▸ **WHAT NEEDS TO BE DONE**
Leaving out the pictures, retype all the material exactly.
▼▼▼
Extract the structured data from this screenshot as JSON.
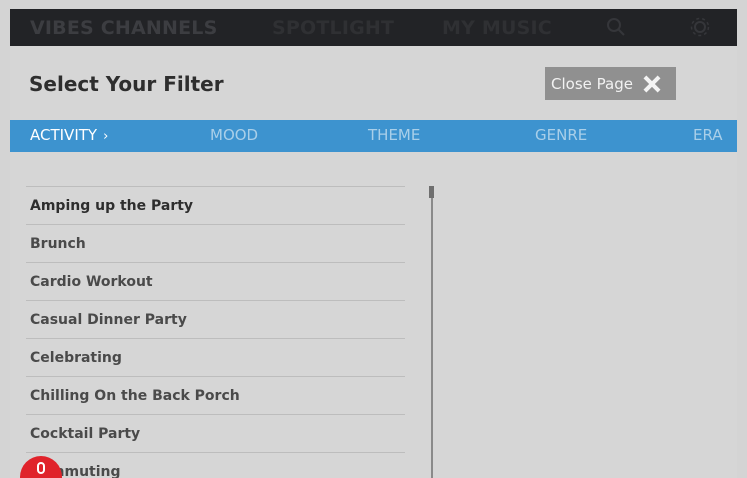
{
  "topnav": {
    "items": [
      {
        "label": "VIBES CHANNELS"
      },
      {
        "label": "SPOTLIGHT"
      },
      {
        "label": "MY MUSIC"
      }
    ],
    "icons": [
      "search-icon",
      "gear-icon"
    ]
  },
  "panel": {
    "title": "Select Your Filter",
    "close_label": "Close Page"
  },
  "tabs": [
    {
      "label": "ACTIVITY",
      "active": true,
      "chevron": "›"
    },
    {
      "label": "MOOD"
    },
    {
      "label": "THEME"
    },
    {
      "label": "GENRE"
    },
    {
      "label": "ERA"
    }
  ],
  "list": {
    "items": [
      {
        "label": "Amping up the Party"
      },
      {
        "label": "Brunch"
      },
      {
        "label": "Cardio Workout"
      },
      {
        "label": "Casual Dinner Party"
      },
      {
        "label": "Celebrating"
      },
      {
        "label": "Chilling On the Back Porch"
      },
      {
        "label": "Cocktail Party"
      },
      {
        "label": "Commuting"
      }
    ]
  },
  "colors": {
    "tab_bar": "#3d93cf",
    "close_button": "#909090",
    "badge": "#e0232b"
  }
}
▲▲▲
▸ **TASK RESPONSE**
Extract the structured data from this screenshot as JSON.
{
  "topnav": {
    "items": [
      {
        "label": "VIBES CHANNELS"
      },
      {
        "label": "SPOTLIGHT"
      },
      {
        "label": "MY MUSIC"
      }
    ],
    "icons": [
      "search-icon",
      "gear-icon"
    ]
  },
  "panel": {
    "title": "Select Your Filter",
    "close_label": "Close Page"
  },
  "tabs": [
    {
      "label": "ACTIVITY",
      "active": true,
      "chevron": "›"
    },
    {
      "label": "MOOD"
    },
    {
      "label": "THEME"
    },
    {
      "label": "GENRE"
    },
    {
      "label": "ERA"
    }
  ],
  "list": {
    "items": [
      {
        "label": "Amping up the Party"
      },
      {
        "label": "Brunch"
      },
      {
        "label": "Cardio Workout"
      },
      {
        "label": "Casual Dinner Party"
      },
      {
        "label": "Celebrating"
      },
      {
        "label": "Chilling On the Back Porch"
      },
      {
        "label": "Cocktail Party"
      },
      {
        "label": "Commuting"
      }
    ]
  },
  "colors": {
    "tab_bar": "#3d93cf",
    "close_button": "#909090",
    "badge": "#e0232b"
  }
}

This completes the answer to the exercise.